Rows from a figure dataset
[START]

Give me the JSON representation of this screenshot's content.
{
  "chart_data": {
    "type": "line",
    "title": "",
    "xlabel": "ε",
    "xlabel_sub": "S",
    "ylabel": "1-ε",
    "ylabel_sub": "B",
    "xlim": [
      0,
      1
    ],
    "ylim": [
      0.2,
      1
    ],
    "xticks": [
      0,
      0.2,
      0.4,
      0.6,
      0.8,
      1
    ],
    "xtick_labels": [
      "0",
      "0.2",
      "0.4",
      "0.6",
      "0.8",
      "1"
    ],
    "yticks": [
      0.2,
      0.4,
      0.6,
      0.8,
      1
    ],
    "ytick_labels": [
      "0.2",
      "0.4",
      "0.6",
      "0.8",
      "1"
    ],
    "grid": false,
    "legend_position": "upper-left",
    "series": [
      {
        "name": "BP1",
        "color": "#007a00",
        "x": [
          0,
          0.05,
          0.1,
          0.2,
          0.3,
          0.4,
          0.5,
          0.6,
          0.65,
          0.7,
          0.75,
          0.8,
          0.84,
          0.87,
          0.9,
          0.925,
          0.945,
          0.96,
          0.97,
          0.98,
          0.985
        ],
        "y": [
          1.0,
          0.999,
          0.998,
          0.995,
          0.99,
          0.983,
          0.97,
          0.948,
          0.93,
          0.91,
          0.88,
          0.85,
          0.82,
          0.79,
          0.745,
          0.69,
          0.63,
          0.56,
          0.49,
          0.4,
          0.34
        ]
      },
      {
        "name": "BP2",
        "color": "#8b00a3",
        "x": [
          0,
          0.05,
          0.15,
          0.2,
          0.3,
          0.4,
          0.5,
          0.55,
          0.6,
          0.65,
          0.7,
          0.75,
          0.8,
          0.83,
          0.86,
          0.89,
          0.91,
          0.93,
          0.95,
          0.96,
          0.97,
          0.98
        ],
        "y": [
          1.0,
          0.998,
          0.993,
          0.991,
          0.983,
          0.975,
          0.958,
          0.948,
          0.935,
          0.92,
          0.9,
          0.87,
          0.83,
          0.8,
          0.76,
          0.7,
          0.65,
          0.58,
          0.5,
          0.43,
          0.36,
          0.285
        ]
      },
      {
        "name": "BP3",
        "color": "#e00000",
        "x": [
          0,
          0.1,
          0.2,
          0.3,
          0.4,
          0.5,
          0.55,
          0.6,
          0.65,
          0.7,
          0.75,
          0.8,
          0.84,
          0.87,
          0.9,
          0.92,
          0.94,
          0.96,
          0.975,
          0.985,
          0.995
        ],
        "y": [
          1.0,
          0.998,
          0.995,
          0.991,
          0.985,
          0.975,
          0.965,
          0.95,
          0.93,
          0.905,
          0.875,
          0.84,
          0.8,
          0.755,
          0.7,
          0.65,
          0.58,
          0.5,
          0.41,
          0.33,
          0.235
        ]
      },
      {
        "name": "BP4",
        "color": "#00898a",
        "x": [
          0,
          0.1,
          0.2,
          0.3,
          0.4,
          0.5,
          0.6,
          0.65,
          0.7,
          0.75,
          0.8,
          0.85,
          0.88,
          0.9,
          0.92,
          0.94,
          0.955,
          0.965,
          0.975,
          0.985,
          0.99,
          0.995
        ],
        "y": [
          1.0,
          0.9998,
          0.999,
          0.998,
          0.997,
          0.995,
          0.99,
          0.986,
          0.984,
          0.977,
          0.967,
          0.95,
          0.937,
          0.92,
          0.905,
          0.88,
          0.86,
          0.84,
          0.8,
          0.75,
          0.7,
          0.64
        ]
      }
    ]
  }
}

[END]

Reproduce each record exactly as it appears.

Give me the JSON representation of this screenshot's content.
{
  "chart_data": {
    "type": "line",
    "title": "",
    "xlabel": "ε",
    "xlabel_sub": "S",
    "ylabel": "1-ε",
    "ylabel_sub": "B",
    "xlim": [
      0,
      1
    ],
    "ylim": [
      0.2,
      1
    ],
    "xticks": [
      0,
      0.2,
      0.4,
      0.6,
      0.8,
      1
    ],
    "xtick_labels": [
      "0",
      "0.2",
      "0.4",
      "0.6",
      "0.8",
      "1"
    ],
    "yticks": [
      0.2,
      0.4,
      0.6,
      0.8,
      1
    ],
    "ytick_labels": [
      "0.2",
      "0.4",
      "0.6",
      "0.8",
      "1"
    ],
    "grid": false,
    "legend_position": "upper-left",
    "series": [
      {
        "name": "BP1",
        "color": "#007a00",
        "x": [
          0,
          0.05,
          0.1,
          0.2,
          0.3,
          0.4,
          0.5,
          0.6,
          0.65,
          0.7,
          0.75,
          0.8,
          0.84,
          0.87,
          0.9,
          0.925,
          0.945,
          0.96,
          0.97,
          0.98,
          0.985
        ],
        "y": [
          1.0,
          0.999,
          0.998,
          0.995,
          0.99,
          0.983,
          0.97,
          0.948,
          0.93,
          0.91,
          0.88,
          0.85,
          0.82,
          0.79,
          0.745,
          0.69,
          0.63,
          0.56,
          0.49,
          0.4,
          0.34
        ]
      },
      {
        "name": "BP2",
        "color": "#8b00a3",
        "x": [
          0,
          0.05,
          0.15,
          0.2,
          0.3,
          0.4,
          0.5,
          0.55,
          0.6,
          0.65,
          0.7,
          0.75,
          0.8,
          0.83,
          0.86,
          0.89,
          0.91,
          0.93,
          0.95,
          0.96,
          0.97,
          0.98
        ],
        "y": [
          1.0,
          0.998,
          0.993,
          0.991,
          0.983,
          0.975,
          0.958,
          0.948,
          0.935,
          0.92,
          0.9,
          0.87,
          0.83,
          0.8,
          0.76,
          0.7,
          0.65,
          0.58,
          0.5,
          0.43,
          0.36,
          0.285
        ]
      },
      {
        "name": "BP3",
        "color": "#e00000",
        "x": [
          0,
          0.1,
          0.2,
          0.3,
          0.4,
          0.5,
          0.55,
          0.6,
          0.65,
          0.7,
          0.75,
          0.8,
          0.84,
          0.87,
          0.9,
          0.92,
          0.94,
          0.96,
          0.975,
          0.985,
          0.995
        ],
        "y": [
          1.0,
          0.998,
          0.995,
          0.991,
          0.985,
          0.975,
          0.965,
          0.95,
          0.93,
          0.905,
          0.875,
          0.84,
          0.8,
          0.755,
          0.7,
          0.65,
          0.58,
          0.5,
          0.41,
          0.33,
          0.235
        ]
      },
      {
        "name": "BP4",
        "color": "#00898a",
        "x": [
          0,
          0.1,
          0.2,
          0.3,
          0.4,
          0.5,
          0.6,
          0.65,
          0.7,
          0.75,
          0.8,
          0.85,
          0.88,
          0.9,
          0.92,
          0.94,
          0.955,
          0.965,
          0.975,
          0.985,
          0.99,
          0.995
        ],
        "y": [
          1.0,
          0.9998,
          0.999,
          0.998,
          0.997,
          0.995,
          0.99,
          0.986,
          0.984,
          0.977,
          0.967,
          0.95,
          0.937,
          0.92,
          0.905,
          0.88,
          0.86,
          0.84,
          0.8,
          0.75,
          0.7,
          0.64
        ]
      }
    ]
  }
}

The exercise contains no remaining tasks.